-- Written problem --
Select every line below containing the word "Rasulullah".

-- Working data --
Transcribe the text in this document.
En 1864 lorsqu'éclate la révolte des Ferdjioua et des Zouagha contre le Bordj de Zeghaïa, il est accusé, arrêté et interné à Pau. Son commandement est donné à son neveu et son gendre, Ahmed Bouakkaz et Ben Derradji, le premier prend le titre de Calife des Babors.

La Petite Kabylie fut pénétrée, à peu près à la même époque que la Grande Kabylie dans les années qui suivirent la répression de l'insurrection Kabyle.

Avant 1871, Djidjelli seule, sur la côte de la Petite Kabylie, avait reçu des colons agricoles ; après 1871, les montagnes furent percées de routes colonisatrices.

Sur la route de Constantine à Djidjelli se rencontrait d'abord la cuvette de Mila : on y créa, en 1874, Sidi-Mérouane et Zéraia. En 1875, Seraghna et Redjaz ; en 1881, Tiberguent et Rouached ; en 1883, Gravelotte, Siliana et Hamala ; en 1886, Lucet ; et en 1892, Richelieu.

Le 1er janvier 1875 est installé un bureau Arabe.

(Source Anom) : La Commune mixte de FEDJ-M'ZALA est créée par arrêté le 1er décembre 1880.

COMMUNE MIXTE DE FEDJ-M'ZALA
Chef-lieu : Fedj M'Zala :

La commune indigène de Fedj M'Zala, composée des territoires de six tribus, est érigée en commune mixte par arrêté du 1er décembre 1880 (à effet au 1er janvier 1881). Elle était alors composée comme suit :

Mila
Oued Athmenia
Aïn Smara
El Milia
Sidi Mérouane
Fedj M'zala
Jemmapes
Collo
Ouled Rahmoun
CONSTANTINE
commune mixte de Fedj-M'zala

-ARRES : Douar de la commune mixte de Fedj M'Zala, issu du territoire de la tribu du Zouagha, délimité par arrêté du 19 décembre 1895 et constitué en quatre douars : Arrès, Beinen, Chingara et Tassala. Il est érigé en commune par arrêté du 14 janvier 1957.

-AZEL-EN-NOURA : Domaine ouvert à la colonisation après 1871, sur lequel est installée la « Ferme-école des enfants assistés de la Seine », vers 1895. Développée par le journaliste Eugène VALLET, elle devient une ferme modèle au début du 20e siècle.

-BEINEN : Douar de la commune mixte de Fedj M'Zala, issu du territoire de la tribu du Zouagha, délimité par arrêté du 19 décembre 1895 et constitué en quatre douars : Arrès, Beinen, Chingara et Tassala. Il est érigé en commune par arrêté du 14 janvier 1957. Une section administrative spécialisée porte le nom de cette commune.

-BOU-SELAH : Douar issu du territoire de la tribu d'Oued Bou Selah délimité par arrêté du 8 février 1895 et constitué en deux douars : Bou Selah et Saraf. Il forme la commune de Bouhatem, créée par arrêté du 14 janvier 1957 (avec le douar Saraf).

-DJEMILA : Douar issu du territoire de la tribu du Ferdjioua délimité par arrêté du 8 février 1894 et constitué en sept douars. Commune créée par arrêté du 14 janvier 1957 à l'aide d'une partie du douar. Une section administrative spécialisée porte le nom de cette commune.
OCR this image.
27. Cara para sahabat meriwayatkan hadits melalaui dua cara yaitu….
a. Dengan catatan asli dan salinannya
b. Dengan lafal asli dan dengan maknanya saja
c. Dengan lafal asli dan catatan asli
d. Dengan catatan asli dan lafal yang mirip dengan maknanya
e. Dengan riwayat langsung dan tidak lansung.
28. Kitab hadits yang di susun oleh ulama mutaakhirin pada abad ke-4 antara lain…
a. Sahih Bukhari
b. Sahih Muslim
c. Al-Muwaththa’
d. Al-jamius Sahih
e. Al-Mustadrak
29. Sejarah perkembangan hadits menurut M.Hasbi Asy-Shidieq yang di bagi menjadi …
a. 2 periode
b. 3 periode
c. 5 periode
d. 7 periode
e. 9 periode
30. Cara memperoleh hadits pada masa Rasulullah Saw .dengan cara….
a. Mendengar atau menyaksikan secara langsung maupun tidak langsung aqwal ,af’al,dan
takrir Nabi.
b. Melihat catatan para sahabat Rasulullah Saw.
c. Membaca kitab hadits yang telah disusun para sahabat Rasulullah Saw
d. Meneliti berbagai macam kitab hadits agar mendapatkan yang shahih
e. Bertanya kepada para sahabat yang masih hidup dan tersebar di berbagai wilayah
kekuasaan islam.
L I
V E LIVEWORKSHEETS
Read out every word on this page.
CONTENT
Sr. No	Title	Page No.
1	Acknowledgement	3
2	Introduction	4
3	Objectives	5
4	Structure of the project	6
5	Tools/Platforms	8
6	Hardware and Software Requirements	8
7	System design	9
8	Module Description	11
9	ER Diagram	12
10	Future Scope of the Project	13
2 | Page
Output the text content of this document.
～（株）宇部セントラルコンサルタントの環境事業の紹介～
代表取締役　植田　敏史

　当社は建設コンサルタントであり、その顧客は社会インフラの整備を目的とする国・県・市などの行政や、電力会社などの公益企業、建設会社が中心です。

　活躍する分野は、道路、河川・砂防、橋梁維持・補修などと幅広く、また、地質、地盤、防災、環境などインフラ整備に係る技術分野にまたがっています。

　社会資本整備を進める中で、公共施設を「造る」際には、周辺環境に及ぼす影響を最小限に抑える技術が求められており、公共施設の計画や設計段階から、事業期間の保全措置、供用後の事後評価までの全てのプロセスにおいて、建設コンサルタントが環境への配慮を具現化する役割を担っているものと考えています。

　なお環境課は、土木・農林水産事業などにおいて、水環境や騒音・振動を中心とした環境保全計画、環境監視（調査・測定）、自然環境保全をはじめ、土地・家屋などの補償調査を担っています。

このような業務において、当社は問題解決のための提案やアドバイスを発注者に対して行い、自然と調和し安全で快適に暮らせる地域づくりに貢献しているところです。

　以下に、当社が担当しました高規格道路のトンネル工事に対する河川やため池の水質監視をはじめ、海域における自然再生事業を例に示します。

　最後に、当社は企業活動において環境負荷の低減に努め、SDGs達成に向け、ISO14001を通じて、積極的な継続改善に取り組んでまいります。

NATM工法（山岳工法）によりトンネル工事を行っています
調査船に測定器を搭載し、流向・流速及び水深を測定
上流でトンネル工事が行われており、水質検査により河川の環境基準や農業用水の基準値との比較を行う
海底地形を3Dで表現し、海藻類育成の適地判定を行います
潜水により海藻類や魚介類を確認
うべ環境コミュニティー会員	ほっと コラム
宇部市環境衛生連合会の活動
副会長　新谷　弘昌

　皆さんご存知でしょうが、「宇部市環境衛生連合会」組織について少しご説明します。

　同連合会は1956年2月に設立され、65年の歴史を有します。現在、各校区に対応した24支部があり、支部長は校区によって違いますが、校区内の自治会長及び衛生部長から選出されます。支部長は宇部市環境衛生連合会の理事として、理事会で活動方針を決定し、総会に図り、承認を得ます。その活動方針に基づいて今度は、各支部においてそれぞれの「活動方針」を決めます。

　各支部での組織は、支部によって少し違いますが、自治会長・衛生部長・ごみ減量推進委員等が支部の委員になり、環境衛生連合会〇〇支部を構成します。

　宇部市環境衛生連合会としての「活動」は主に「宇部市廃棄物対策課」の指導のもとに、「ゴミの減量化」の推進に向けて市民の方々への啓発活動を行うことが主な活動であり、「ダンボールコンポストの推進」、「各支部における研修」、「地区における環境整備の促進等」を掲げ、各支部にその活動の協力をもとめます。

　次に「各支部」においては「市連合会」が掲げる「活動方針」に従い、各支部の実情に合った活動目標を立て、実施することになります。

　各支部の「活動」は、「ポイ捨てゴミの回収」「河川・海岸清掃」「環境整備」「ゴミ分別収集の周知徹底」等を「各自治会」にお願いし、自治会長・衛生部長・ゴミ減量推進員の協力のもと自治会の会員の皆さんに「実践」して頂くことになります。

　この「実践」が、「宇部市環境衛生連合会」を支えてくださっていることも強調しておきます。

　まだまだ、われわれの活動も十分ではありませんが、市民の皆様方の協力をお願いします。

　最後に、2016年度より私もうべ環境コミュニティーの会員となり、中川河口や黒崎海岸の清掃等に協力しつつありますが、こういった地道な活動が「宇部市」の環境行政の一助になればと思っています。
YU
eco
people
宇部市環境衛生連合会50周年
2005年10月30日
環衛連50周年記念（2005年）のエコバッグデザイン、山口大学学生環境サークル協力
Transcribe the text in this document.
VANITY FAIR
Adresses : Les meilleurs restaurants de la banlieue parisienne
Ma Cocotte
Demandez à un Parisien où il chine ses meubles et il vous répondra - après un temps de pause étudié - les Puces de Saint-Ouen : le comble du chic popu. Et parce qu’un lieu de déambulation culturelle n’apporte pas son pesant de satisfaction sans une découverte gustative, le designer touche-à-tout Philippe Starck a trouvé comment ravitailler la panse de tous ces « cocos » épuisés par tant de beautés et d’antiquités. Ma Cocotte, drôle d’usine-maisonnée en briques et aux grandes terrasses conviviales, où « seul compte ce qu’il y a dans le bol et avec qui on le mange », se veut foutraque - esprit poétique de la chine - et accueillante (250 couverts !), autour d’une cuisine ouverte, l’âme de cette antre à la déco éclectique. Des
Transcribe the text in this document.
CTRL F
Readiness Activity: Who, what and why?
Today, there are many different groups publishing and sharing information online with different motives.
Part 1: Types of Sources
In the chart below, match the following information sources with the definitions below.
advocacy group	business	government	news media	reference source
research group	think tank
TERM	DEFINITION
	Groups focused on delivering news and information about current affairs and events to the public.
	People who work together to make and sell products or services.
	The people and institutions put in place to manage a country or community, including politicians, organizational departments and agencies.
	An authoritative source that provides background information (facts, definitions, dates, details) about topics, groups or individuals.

-- Complete output --
30. Cara memperoleh hadits pada masa Rasulullah Saw .dengan cara….
b. Melihat catatan para sahabat Rasulullah Saw.
c. Membaca kitab hadits yang telah disusun para sahabat Rasulullah Saw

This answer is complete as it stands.